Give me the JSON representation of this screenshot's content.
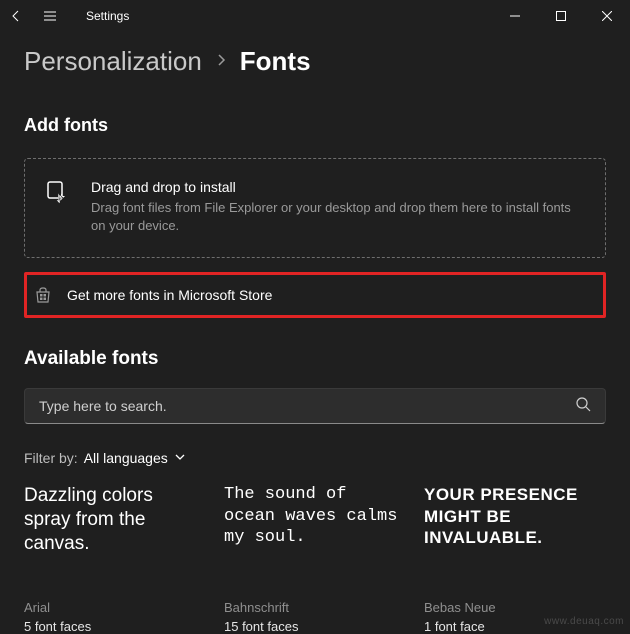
{
  "titlebar": {
    "app_name": "Settings"
  },
  "breadcrumb": {
    "parent": "Personalization",
    "current": "Fonts"
  },
  "sections": {
    "add_fonts_heading": "Add fonts",
    "available_fonts_heading": "Available fonts"
  },
  "dropzone": {
    "title": "Drag and drop to install",
    "subtitle": "Drag font files from File Explorer or your desktop and drop them here to install fonts on your device."
  },
  "store_link": {
    "label": "Get more fonts in Microsoft Store"
  },
  "search": {
    "placeholder": "Type here to search."
  },
  "filter": {
    "label": "Filter by:",
    "value": "All languages"
  },
  "fonts": [
    {
      "sample": "Dazzling colors spray from the canvas.",
      "name": "Arial",
      "faces": "5 font faces"
    },
    {
      "sample": "The sound of ocean waves calms my soul.",
      "name": "Bahnschrift",
      "faces": "15 font faces"
    },
    {
      "sample": "Your presence might be invaluable.",
      "name": "Bebas Neue",
      "faces": "1 font face"
    }
  ],
  "watermark": "www.deuaq.com"
}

——————

> **Given request**
Return all the entries word for word, but omit any pictures they contain.

> **Written solution**
Give me the JSON representation of this screenshot's content.
{
  "titlebar": {
    "app_name": "Settings"
  },
  "breadcrumb": {
    "parent": "Personalization",
    "current": "Fonts"
  },
  "sections": {
    "add_fonts_heading": "Add fonts",
    "available_fonts_heading": "Available fonts"
  },
  "dropzone": {
    "title": "Drag and drop to install",
    "subtitle": "Drag font files from File Explorer or your desktop and drop them here to install fonts on your device."
  },
  "store_link": {
    "label": "Get more fonts in Microsoft Store"
  },
  "search": {
    "placeholder": "Type here to search."
  },
  "filter": {
    "label": "Filter by:",
    "value": "All languages"
  },
  "fonts": [
    {
      "sample": "Dazzling colors spray from the canvas.",
      "name": "Arial",
      "faces": "5 font faces"
    },
    {
      "sample": "The sound of ocean waves calms my soul.",
      "name": "Bahnschrift",
      "faces": "15 font faces"
    },
    {
      "sample": "Your presence might be invaluable.",
      "name": "Bebas Neue",
      "faces": "1 font face"
    }
  ],
  "watermark": "www.deuaq.com"
}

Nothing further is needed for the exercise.